[begin ROWS]

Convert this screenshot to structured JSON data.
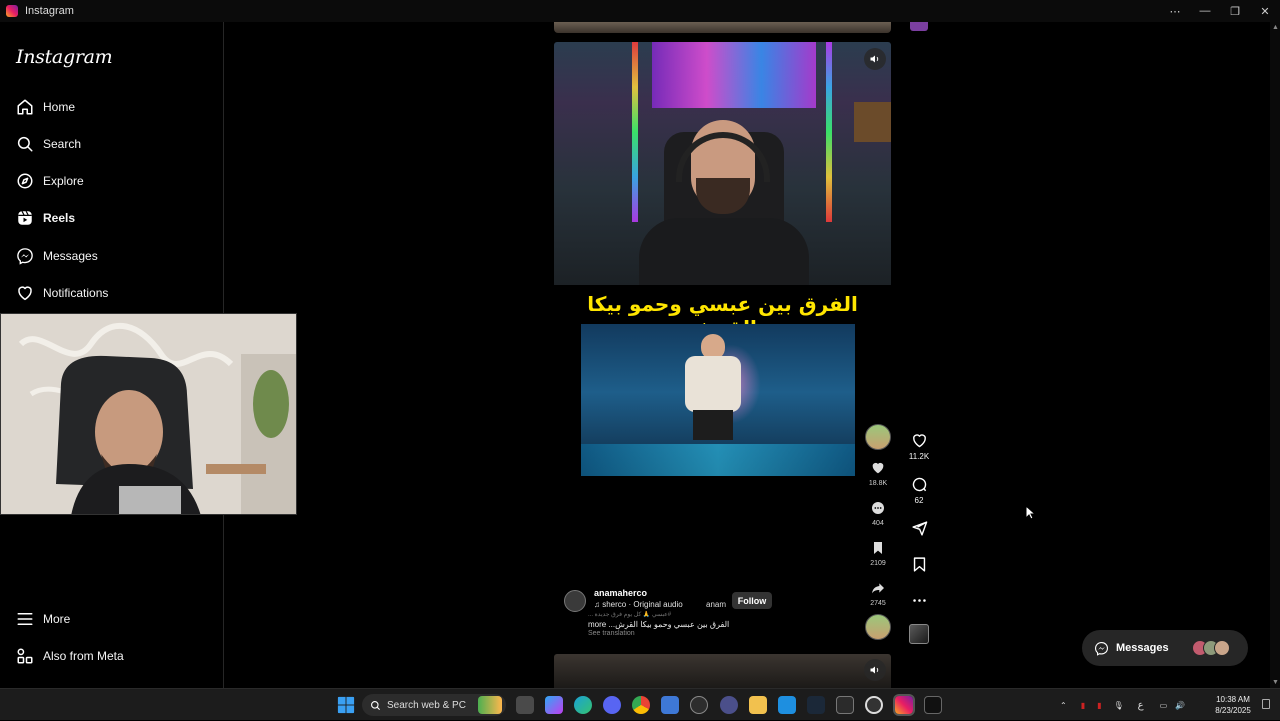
{
  "window": {
    "title": "Instagram"
  },
  "sidebar": {
    "logo": "Instagram",
    "items": [
      {
        "label": "Home",
        "icon": "home-icon"
      },
      {
        "label": "Search",
        "icon": "search-icon"
      },
      {
        "label": "Explore",
        "icon": "compass-icon"
      },
      {
        "label": "Reels",
        "icon": "reels-icon",
        "active": true
      },
      {
        "label": "Messages",
        "icon": "messenger-icon"
      },
      {
        "label": "Notifications",
        "icon": "heart-icon"
      }
    ],
    "bottom": [
      {
        "label": "More",
        "icon": "menu-icon"
      },
      {
        "label": "Also from Meta",
        "icon": "meta-icon"
      }
    ]
  },
  "reel": {
    "caption_overlay": "الفرق بين عبسي وحمو بيكا القرش",
    "inner_counts": {
      "likes": "18.8K",
      "comments": "404",
      "saves": "2109",
      "shares": "2745"
    },
    "author": {
      "username": "anamaherco",
      "audio": "sherco · Original audio",
      "username_short": "anam",
      "follow_label": "Follow"
    },
    "caption_faint": "#عبسي 🙏 كل يوم فرق جديدة ...",
    "caption": "الفرق بين عبسي وحمو بيكا القرش... more",
    "see_translation": "See translation"
  },
  "actions": {
    "likes": "11.2K",
    "comments": "62"
  },
  "messages_pill": {
    "label": "Messages"
  },
  "taskbar": {
    "search_placeholder": "Search web & PC",
    "time": "10:38 AM",
    "date": "8/23/2025",
    "lang": "ع"
  },
  "colors": {
    "background": "#000000",
    "caption_yellow": "#ffe600",
    "sidebar_border": "#262626",
    "pill": "#262626"
  }
}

[end ROWS]

TASK INSTRUCTIONS:
Images should not appear in the copy; retype the listing above exactly.

OUTPUT FOR THIS TASK:
Convert this screenshot to structured JSON data.
{
  "window": {
    "title": "Instagram"
  },
  "sidebar": {
    "logo": "Instagram",
    "items": [
      {
        "label": "Home",
        "icon": "home-icon"
      },
      {
        "label": "Search",
        "icon": "search-icon"
      },
      {
        "label": "Explore",
        "icon": "compass-icon"
      },
      {
        "label": "Reels",
        "icon": "reels-icon",
        "active": true
      },
      {
        "label": "Messages",
        "icon": "messenger-icon"
      },
      {
        "label": "Notifications",
        "icon": "heart-icon"
      }
    ],
    "bottom": [
      {
        "label": "More",
        "icon": "menu-icon"
      },
      {
        "label": "Also from Meta",
        "icon": "meta-icon"
      }
    ]
  },
  "reel": {
    "caption_overlay": "الفرق بين عبسي وحمو بيكا القرش",
    "inner_counts": {
      "likes": "18.8K",
      "comments": "404",
      "saves": "2109",
      "shares": "2745"
    },
    "author": {
      "username": "anamaherco",
      "audio": "sherco · Original audio",
      "username_short": "anam",
      "follow_label": "Follow"
    },
    "caption_faint": "#عبسي 🙏 كل يوم فرق جديدة ...",
    "caption": "الفرق بين عبسي وحمو بيكا القرش... more",
    "see_translation": "See translation"
  },
  "actions": {
    "likes": "11.2K",
    "comments": "62"
  },
  "messages_pill": {
    "label": "Messages"
  },
  "taskbar": {
    "search_placeholder": "Search web & PC",
    "time": "10:38 AM",
    "date": "8/23/2025",
    "lang": "ع"
  },
  "colors": {
    "background": "#000000",
    "caption_yellow": "#ffe600",
    "sidebar_border": "#262626",
    "pill": "#262626"
  }
}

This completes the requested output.